**** 抜粋

いつからゾンビは全力疾走するようになったのか?『大学で学ぶゾンビ学~人はなぜゾンビに惹かれるのか~』好評発売中!

人々は何をもって「ゾンビ」としているのか。 ゾンビを研究して何がわかるのか。 ゾンビの歴史の始まりはヴードゥー教にある。 そこから金字塔的ゾンビ映画、 『ナイト・オブ・ザ・リビングデッド』が登場し、 昨今の『ワールド・ウォーZ』までさまざまなゾンビ映画が作られている。 映画だけでなく、 マンガ、 アニメ、 ドラマ、 小説ゲーム、 ハロウィン、 町おこしなど「ゾンビ」という存在は人々を惹きつけてきた。 特にここ数年は、 『ワールド・ウォーZ』、 『カメラを止めるな!』、 『屍人荘の殺人』、 『ゾンビランドサガ』など、 ゾンビコンテンツの大ヒットが続き、 ハロウィンともなれば街はゾンビメイクの人々で溢れるのは印象的である。

そもそも「ゾンビ」とは何か。 映画、 ゲームなどのコンテンツでどのように発展してきたか。 いつからゾンビは全力疾走するようになったのか。 『⻤滅の刃』はゾンビものなのか。 日本独特の「カワイイ」文化に取り込まれたゾンビや、 ゾンビでの町おこしなど、 本書はあらゆる角度からゾンビを分析する、 ゾンビ総合研究書である。 深遠なるメディアコンテンツ学の世界へ読者の皆様を誘う。

********
**** データセット行

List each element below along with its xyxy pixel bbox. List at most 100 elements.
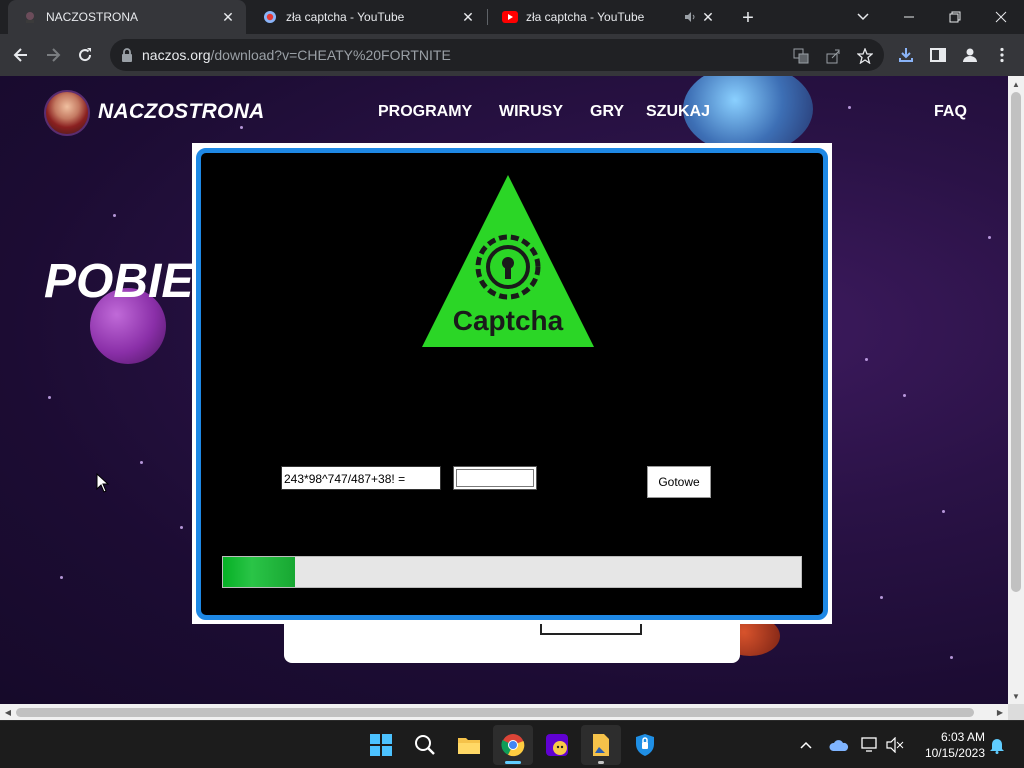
onedrive-icon[interactable] xyxy=(829,735,849,755)
clock-date: 10/15/2023 xyxy=(924,746,985,760)
side-panel-icon[interactable] xyxy=(929,46,947,64)
windows-taskbar: 6:03 AM 10/15/2023 xyxy=(0,720,1024,768)
scrollbar-corner xyxy=(1008,704,1024,720)
yahoo-app-button[interactable] xyxy=(537,725,577,765)
url-path: /download?v=CHEATY%20FORTNITE xyxy=(210,47,451,63)
running-indicator xyxy=(598,761,604,764)
tab-audio-icon[interactable] xyxy=(682,9,698,25)
tab-close-icon[interactable]: ✕ xyxy=(460,9,476,25)
hero-title: POBIE xyxy=(44,255,194,308)
system-clock[interactable]: 6:03 AM 10/15/2023 xyxy=(915,729,985,761)
download-icon[interactable] xyxy=(897,46,915,64)
close-window-button[interactable] xyxy=(978,0,1024,34)
tab-search-icon[interactable] xyxy=(840,0,886,34)
star xyxy=(60,576,63,579)
lock-icon[interactable] xyxy=(120,47,136,63)
captcha-popup: Captcha 243*98^747/487+38! = Gotowe xyxy=(196,148,828,620)
star xyxy=(140,461,143,464)
tab-title: NACZOSTRONA xyxy=(46,10,139,24)
star xyxy=(942,510,945,513)
star xyxy=(950,656,953,659)
star xyxy=(240,126,243,129)
tab-naczostrona[interactable]: NACZOSTRONA ✕ xyxy=(8,0,246,34)
tab-title: zła captcha - YouTube xyxy=(286,10,405,24)
file-explorer-button[interactable] xyxy=(449,725,489,765)
captcha-progress-bar xyxy=(222,556,802,588)
notification-bell-icon[interactable] xyxy=(987,735,1007,755)
tab-close-icon[interactable]: ✕ xyxy=(220,9,236,25)
star xyxy=(48,396,51,399)
tab-youtube-1[interactable]: zła captcha - YouTube ✕ xyxy=(248,0,486,34)
search-icon xyxy=(415,735,435,755)
tray-overflow-icon[interactable] xyxy=(796,735,816,755)
folder-icon xyxy=(458,738,480,754)
star xyxy=(988,236,991,239)
address-bar[interactable]: naczos.org/download?v=CHEATY%20FORTNITE xyxy=(110,39,884,71)
vertical-scrollbar[interactable]: ▲ ▼ xyxy=(1008,76,1024,704)
youtube-recording-icon xyxy=(262,9,278,25)
answer-field-inner[interactable] xyxy=(456,469,534,487)
tab-youtube-2[interactable]: zła captcha - YouTube ✕ xyxy=(488,0,726,34)
scroll-down-icon[interactable]: ▼ xyxy=(1008,688,1024,704)
translate-icon[interactable] xyxy=(792,47,810,65)
captcha-answer-input[interactable] xyxy=(453,466,537,490)
youtube-icon xyxy=(502,9,518,25)
chrome-menu-icon[interactable] xyxy=(993,46,1011,64)
share-icon[interactable] xyxy=(824,47,842,65)
chrome-icon xyxy=(501,734,525,757)
browser-toolbar: naczos.org/download?v=CHEATY%20FORTNITE xyxy=(0,34,1024,76)
star xyxy=(180,526,183,529)
reload-button[interactable] xyxy=(72,42,98,68)
chrome-taskbar-button[interactable] xyxy=(493,725,533,765)
new-tab-button[interactable]: + xyxy=(737,7,759,29)
volume-muted-icon[interactable] xyxy=(885,735,905,755)
shield-icon xyxy=(636,734,654,756)
download-card xyxy=(284,621,740,663)
url-domain: naczos.org xyxy=(142,47,211,63)
back-button[interactable] xyxy=(8,42,34,68)
site-favicon-icon xyxy=(22,9,38,25)
bookmark-star-icon[interactable] xyxy=(856,47,874,65)
restore-button[interactable] xyxy=(932,0,978,34)
scroll-left-icon[interactable]: ◀ xyxy=(0,704,16,720)
captcha-equation: 243*98^747/487+38! = xyxy=(281,466,441,490)
captcha-logo-text: Captcha xyxy=(453,305,564,336)
star xyxy=(848,106,851,109)
nav-programy[interactable]: PROGRAMY xyxy=(378,103,472,121)
yahoo-app-icon xyxy=(546,734,568,756)
tab-strip: NACZOSTRONA ✕ zła captcha - YouTube ✕ zł… xyxy=(0,0,1024,34)
profile-icon[interactable] xyxy=(961,46,979,64)
vertical-scroll-thumb[interactable] xyxy=(1011,92,1021,592)
tab-title: zła captcha - YouTube xyxy=(526,10,645,24)
start-button[interactable] xyxy=(361,725,401,765)
url-text: naczos.org/download?v=CHEATY%20FORTNITE xyxy=(142,47,451,63)
nav-wirusy[interactable]: WIRUSY xyxy=(499,103,563,121)
nav-faq[interactable]: FAQ xyxy=(934,103,967,121)
forward-button[interactable] xyxy=(40,42,66,68)
site-logo-avatar[interactable] xyxy=(44,90,90,136)
clock-time: 6:03 AM xyxy=(940,730,985,744)
star xyxy=(880,596,883,599)
star xyxy=(865,358,868,361)
mouse-cursor-icon xyxy=(96,473,110,493)
windows-logo-icon xyxy=(370,734,392,756)
tab-close-icon[interactable]: ✕ xyxy=(700,9,716,25)
star xyxy=(903,394,906,397)
files-app-button[interactable] xyxy=(581,725,621,765)
horizontal-scrollbar[interactable]: ◀ ▶ xyxy=(0,704,1008,720)
horizontal-scroll-thumb[interactable] xyxy=(16,708,974,717)
gotowe-button[interactable]: Gotowe xyxy=(647,466,711,498)
file-icon xyxy=(593,734,609,756)
nav-gry[interactable]: GRY xyxy=(590,103,624,121)
progress-fill xyxy=(223,557,296,587)
minimize-button[interactable] xyxy=(886,0,932,34)
star xyxy=(113,214,116,217)
network-icon[interactable] xyxy=(860,735,880,755)
captcha-triangle-logo: Captcha xyxy=(422,175,594,347)
taskbar-search-button[interactable] xyxy=(405,725,445,765)
nav-szukaj[interactable]: SZUKAJ xyxy=(646,103,710,121)
scroll-up-icon[interactable]: ▲ xyxy=(1008,76,1024,92)
security-app-button[interactable] xyxy=(625,725,665,765)
scroll-right-icon[interactable]: ▶ xyxy=(992,704,1008,720)
site-name[interactable]: NACZOSTRONA xyxy=(98,100,265,124)
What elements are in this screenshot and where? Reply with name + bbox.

********

[作業一覧]:
(A) ゾンビ学の本の紹介文のうち、「人々は何をもって「ゾンビ」としているのか。 ゾンビを研究して何がわかるのか。 ゾンビの歴史の始まりはヴードゥー教にある。」から「本書はあらゆる角度からゾンビを分析する、 ゾンビ総合研究書である。 深遠なるメディアコンテンツ学の世界へ読者の皆様を誘う。」までの部分を両端も含めて取り出し、「町おこし」を「地域振興」に置き換えて更新せよ。
(B) ゾンビ学の本の紹介文の続きを、最後の文の後から書け。

[出力結果]:
(A)
人々は何をもって「ゾンビ」としているのか。 ゾンビを研究して何がわかるのか。 ゾンビの歴史の始まりはヴードゥー教にある。 そこから金字塔的ゾンビ映画、 『ナイト・オブ・ザ・リビングデッド』が登場し、 昨今の『ワールド・ウォーZ』までさまざまなゾンビ映画が作られている。 映画だけでなく、 マンガ、 アニメ、 ドラマ、 小説ゲーム、 ハロウィン、 地域振興など「ゾンビ」という存在は人々を惹きつけてきた。 特にここ数年は、 『ワールド・ウォーZ』、 『カメラを止めるな!』、 『屍人荘の殺人』、 『ゾンビランドサガ』など、 ゾンビコンテンツの大ヒットが続き、 ハロウィンともなれば街はゾンビメイクの人々で溢れるのは印象的である。

そもそも「ゾンビ」とは何か。 映画、 ゲームなどのコンテンツでどのように発展してきたか。 いつからゾンビは全力疾走するようになったのか。 『⻤滅の刃』はゾンビものなのか。 日本独特の「カワイイ」文化に取り込まれたゾンビや、 ゾンビでの地域振興など、 本書はあらゆる角度からゾンビを分析する、 ゾンビ総合研究書である。 深遠なるメディアコンテンツ学の世界へ読者の皆様を誘う。

(B)
著者の岡本健氏は近畿大学にて「現代文化論」、 同志社女子大学にて「メディア社会学」でゾンビ学を講義。 近畿大学の2019年講義は履修希望者が殺到し、 授業数を急遽増やしたほど。『週刊少年ジャンプ』(発行・発売:集英社)にて連載されていた、 まさに今、 巷で話題となっているコミック『⻤ 滅の刃』(吾峠 呼世晴著)をはじめ、 実写映画化もされた『進撃の巨人』(諫山 創 著・講談社刊)、 『東京喰種-トーキョーグール-』(石田スイ 著・集英社刊)、 『亜人』(桜井画門 著・講談社刊)などの人気コンテンツには、 ある共通した構図がもちいられていると著者は本書内で分析する。

主な構成内容

第一章 「ゾンビ」とは何か

1 ゾンビという字を辞書で引いたら

2 先行研究の収集と整理

3 芋づる式に知識を得ていく

4 現実のゾンビ

5 虚構のゾンビ

6 概念のゾンビ

7 ゾンビ研究の「位置づけ」とは?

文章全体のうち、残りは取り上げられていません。